**Instructions for the task:**
Here are some records; copy every line that holds the word "this".
▽
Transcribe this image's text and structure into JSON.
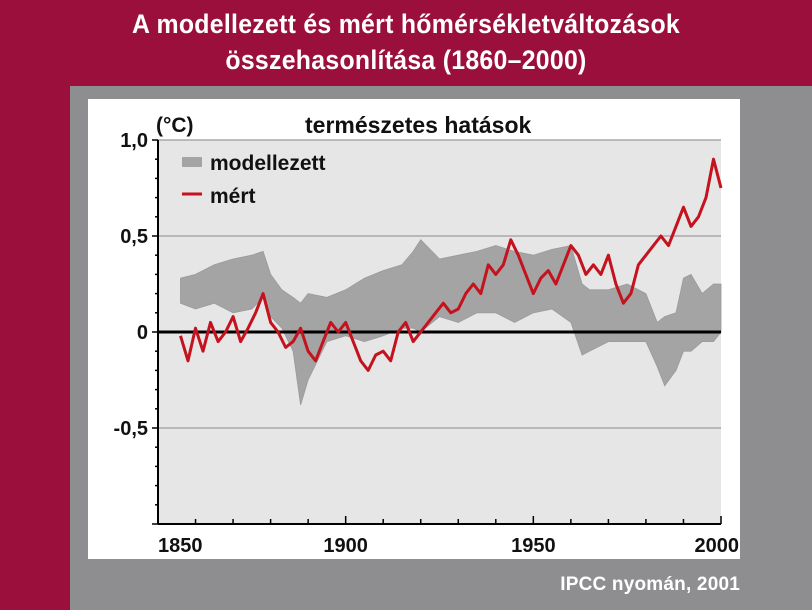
{
  "header": {
    "title_line1": "A modellezett és mért hőmérsékletváltozások",
    "title_line2": "összehasonlítása (1860–2000)"
  },
  "footer": {
    "source": "IPCC nyomán, 2001"
  },
  "colors": {
    "background": "#9a0f3c",
    "panel": "#8e8e90",
    "plot_bg": "#e6e6e6",
    "modelled": "#a4a4a4",
    "measured": "#c4121e",
    "zero_line": "#000000"
  },
  "chart_data": {
    "type": "line",
    "title": "természetes hatások",
    "ylabel": "(°C)",
    "xlabel": "",
    "xlim": [
      1850,
      2000
    ],
    "ylim": [
      -1.0,
      1.0
    ],
    "x_ticks": [
      1850,
      1900,
      1950,
      2000
    ],
    "x_tick_labels": [
      "1850",
      "1900",
      "1950",
      "2000"
    ],
    "y_ticks": [
      1.0,
      0.5,
      0,
      -0.5
    ],
    "y_tick_labels": [
      "1,0",
      "0,5",
      "0",
      "-0,5"
    ],
    "grid": "horizontal",
    "legend_position": "top-left",
    "series": [
      {
        "name": "modellezett",
        "style": "band",
        "x": [
          1856,
          1860,
          1865,
          1870,
          1875,
          1878,
          1880,
          1883,
          1886,
          1888,
          1890,
          1895,
          1900,
          1905,
          1910,
          1915,
          1918,
          1920,
          1925,
          1930,
          1935,
          1940,
          1945,
          1950,
          1955,
          1960,
          1963,
          1965,
          1970,
          1975,
          1980,
          1983,
          1985,
          1988,
          1990,
          1992,
          1995,
          1998,
          2000
        ],
        "lower": [
          0.15,
          0.12,
          0.15,
          0.1,
          0.12,
          0.18,
          0.08,
          0.02,
          -0.1,
          -0.38,
          -0.25,
          -0.05,
          -0.02,
          -0.05,
          -0.02,
          0.02,
          0.02,
          0.0,
          0.08,
          0.05,
          0.1,
          0.1,
          0.05,
          0.1,
          0.12,
          0.05,
          -0.12,
          -0.1,
          -0.05,
          -0.05,
          -0.05,
          -0.18,
          -0.28,
          -0.2,
          -0.1,
          -0.1,
          -0.05,
          -0.05,
          0.0
        ],
        "upper": [
          0.28,
          0.3,
          0.35,
          0.38,
          0.4,
          0.42,
          0.3,
          0.22,
          0.18,
          0.15,
          0.2,
          0.18,
          0.22,
          0.28,
          0.32,
          0.35,
          0.42,
          0.48,
          0.38,
          0.4,
          0.42,
          0.45,
          0.42,
          0.4,
          0.43,
          0.45,
          0.25,
          0.22,
          0.22,
          0.25,
          0.2,
          0.05,
          0.08,
          0.1,
          0.28,
          0.3,
          0.2,
          0.25,
          0.25
        ]
      },
      {
        "name": "mért",
        "style": "line",
        "x": [
          1856,
          1858,
          1860,
          1862,
          1864,
          1866,
          1868,
          1870,
          1872,
          1874,
          1876,
          1878,
          1880,
          1882,
          1884,
          1886,
          1888,
          1890,
          1892,
          1894,
          1896,
          1898,
          1900,
          1902,
          1904,
          1906,
          1908,
          1910,
          1912,
          1914,
          1916,
          1918,
          1920,
          1922,
          1924,
          1926,
          1928,
          1930,
          1932,
          1934,
          1936,
          1938,
          1940,
          1942,
          1944,
          1946,
          1948,
          1950,
          1952,
          1954,
          1956,
          1958,
          1960,
          1962,
          1964,
          1966,
          1968,
          1970,
          1972,
          1974,
          1976,
          1978,
          1980,
          1982,
          1984,
          1986,
          1988,
          1990,
          1992,
          1994,
          1996,
          1998,
          2000
        ],
        "y": [
          -0.02,
          -0.15,
          0.02,
          -0.1,
          0.05,
          -0.05,
          0.0,
          0.08,
          -0.05,
          0.02,
          0.1,
          0.2,
          0.05,
          0.0,
          -0.08,
          -0.05,
          0.02,
          -0.1,
          -0.15,
          -0.05,
          0.05,
          0.0,
          0.05,
          -0.05,
          -0.15,
          -0.2,
          -0.12,
          -0.1,
          -0.15,
          0.0,
          0.05,
          -0.05,
          0.0,
          0.05,
          0.1,
          0.15,
          0.1,
          0.12,
          0.2,
          0.25,
          0.2,
          0.35,
          0.3,
          0.35,
          0.48,
          0.4,
          0.3,
          0.2,
          0.28,
          0.32,
          0.25,
          0.35,
          0.45,
          0.4,
          0.3,
          0.35,
          0.3,
          0.4,
          0.25,
          0.15,
          0.2,
          0.35,
          0.4,
          0.45,
          0.5,
          0.45,
          0.55,
          0.65,
          0.55,
          0.6,
          0.7,
          0.9,
          0.75
        ]
      }
    ]
  }
}
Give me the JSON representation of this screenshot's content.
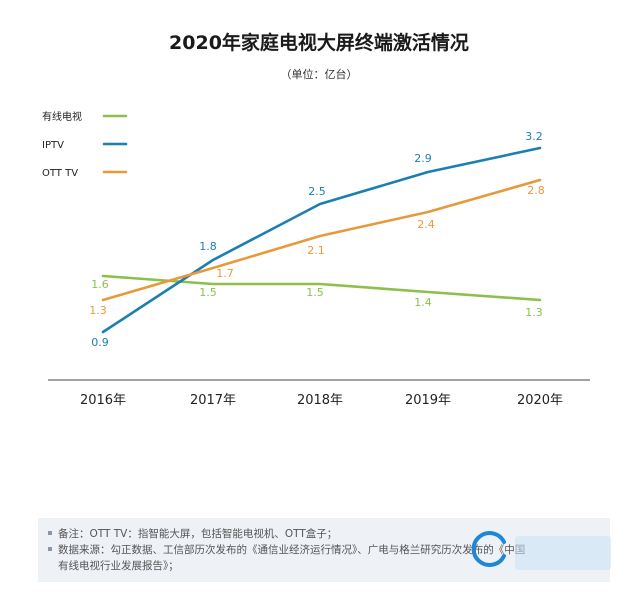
{
  "title": "2020年家庭电视大屏终端激活情况",
  "subtitle": "（单位：亿台）",
  "chart_data": {
    "type": "line",
    "title": "2020年家庭电视大屏终端激活情况",
    "unit": "亿台",
    "categories": [
      "2016年",
      "2017年",
      "2018年",
      "2019年",
      "2020年"
    ],
    "ylim": [
      0.5,
      3.5
    ],
    "grid": false,
    "legend_position": "top-left",
    "series": [
      {
        "name": "有线电视",
        "color": "#8cc04b",
        "values": [
          1.6,
          1.5,
          1.5,
          1.4,
          1.3
        ]
      },
      {
        "name": "IPTV",
        "color": "#1b7fb3",
        "values": [
          0.9,
          1.8,
          2.5,
          2.9,
          3.2
        ]
      },
      {
        "name": "OTT TV",
        "color": "#e79a3c",
        "values": [
          1.3,
          1.7,
          2.1,
          2.4,
          2.8
        ]
      }
    ]
  },
  "notes": {
    "line1": "备注：OTT TV：指智能大屏，包括智能电视机、OTT盒子；",
    "line2": "数据来源：勾正数据、工信部历次发布的《通信业经济运行情况》、广电与格兰研究历次发布的《中国",
    "line3": "有线电视行业发展报告》；"
  }
}
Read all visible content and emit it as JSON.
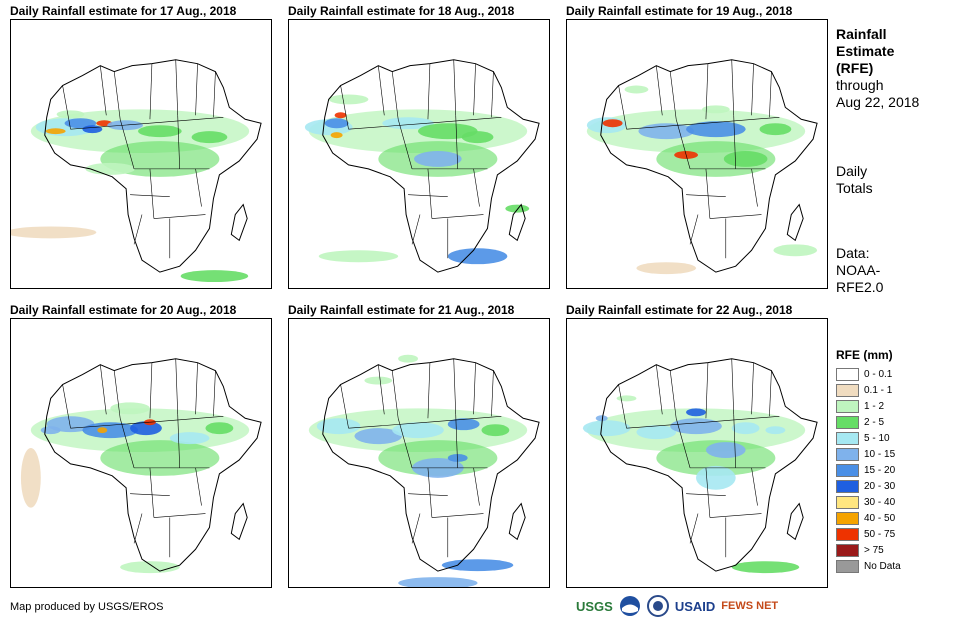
{
  "panels": [
    {
      "title": "Daily Rainfall estimate for 17 Aug., 2018"
    },
    {
      "title": "Daily Rainfall estimate for 18 Aug., 2018"
    },
    {
      "title": "Daily Rainfall estimate for 19 Aug., 2018"
    },
    {
      "title": "Daily Rainfall estimate for 20 Aug., 2018"
    },
    {
      "title": "Daily Rainfall estimate for 21 Aug., 2018"
    },
    {
      "title": "Daily Rainfall estimate for 22 Aug., 2018"
    }
  ],
  "sidebar": {
    "heading_1": "Rainfall",
    "heading_2": "Estimate",
    "heading_3": "(RFE)",
    "through_1": "through",
    "through_2": "Aug 22, 2018",
    "daily_1": "Daily",
    "daily_2": "Totals",
    "data_1": "Data:",
    "data_2": "NOAA-",
    "data_3": "RFE2.0"
  },
  "legend": {
    "title": "RFE (mm)",
    "items": [
      {
        "label": "0 - 0.1",
        "color": "#ffffff"
      },
      {
        "label": "0.1 - 1",
        "color": "#f0dcc0"
      },
      {
        "label": "1 - 2",
        "color": "#bff5bf"
      },
      {
        "label": "2 - 5",
        "color": "#66dd66"
      },
      {
        "label": "5 - 10",
        "color": "#a6e8f2"
      },
      {
        "label": "10 - 15",
        "color": "#7fb2ec"
      },
      {
        "label": "15 - 20",
        "color": "#4a8fe6"
      },
      {
        "label": "20 - 30",
        "color": "#1f5fe0"
      },
      {
        "label": "30 - 40",
        "color": "#ffe680"
      },
      {
        "label": "40 - 50",
        "color": "#f5a300"
      },
      {
        "label": "50 - 75",
        "color": "#ee3300"
      },
      {
        "label": "> 75",
        "color": "#9a1a1a"
      },
      {
        "label": "No Data",
        "color": "#999999"
      }
    ]
  },
  "credit": "Map produced by USGS/EROS",
  "logos": {
    "usgs": "USGS",
    "noaa": "NOAA",
    "usaid": "USAID",
    "fewsnet": "FEWS NET"
  }
}
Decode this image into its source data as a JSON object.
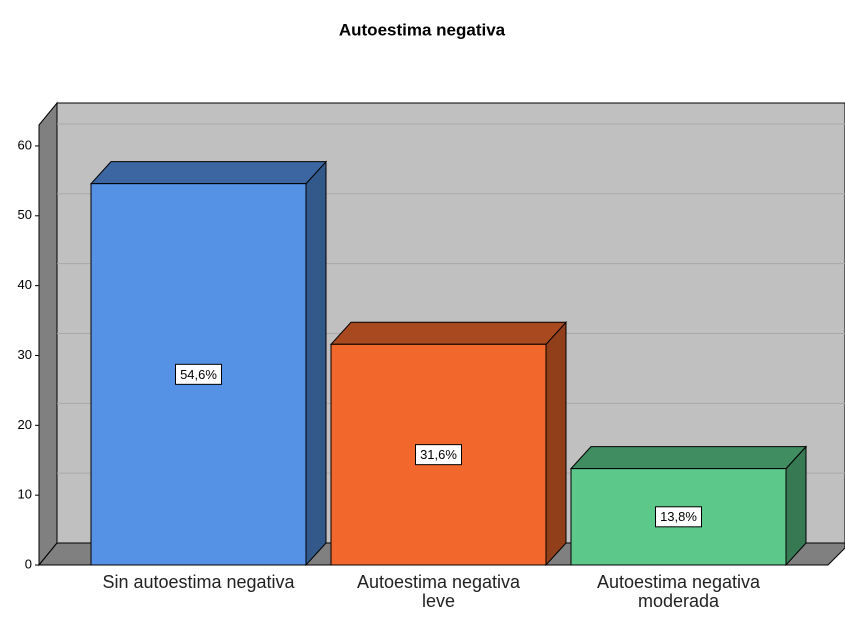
{
  "chart_data": {
    "type": "bar3d",
    "title": "Autoestima negativa",
    "categories": [
      "Sin autoestima negativa",
      "Autoestima negativa leve",
      "Autoestima negativa moderada"
    ],
    "values": [
      54.6,
      31.6,
      13.8
    ],
    "value_labels": [
      "54,6%",
      "31,6%",
      "13,8%"
    ],
    "colors": [
      "#5592e6",
      "#f2682c",
      "#5cc98a"
    ],
    "ylim": [
      0,
      63
    ],
    "yticks": [
      0,
      10,
      20,
      30,
      40,
      50,
      60
    ],
    "grid": true
  }
}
△
**Result of the task:**
Transcribe this image's text and structure into JSON.
Give me the JSON representation of this screenshot's content.
Decode this image into its source data as a JSON object.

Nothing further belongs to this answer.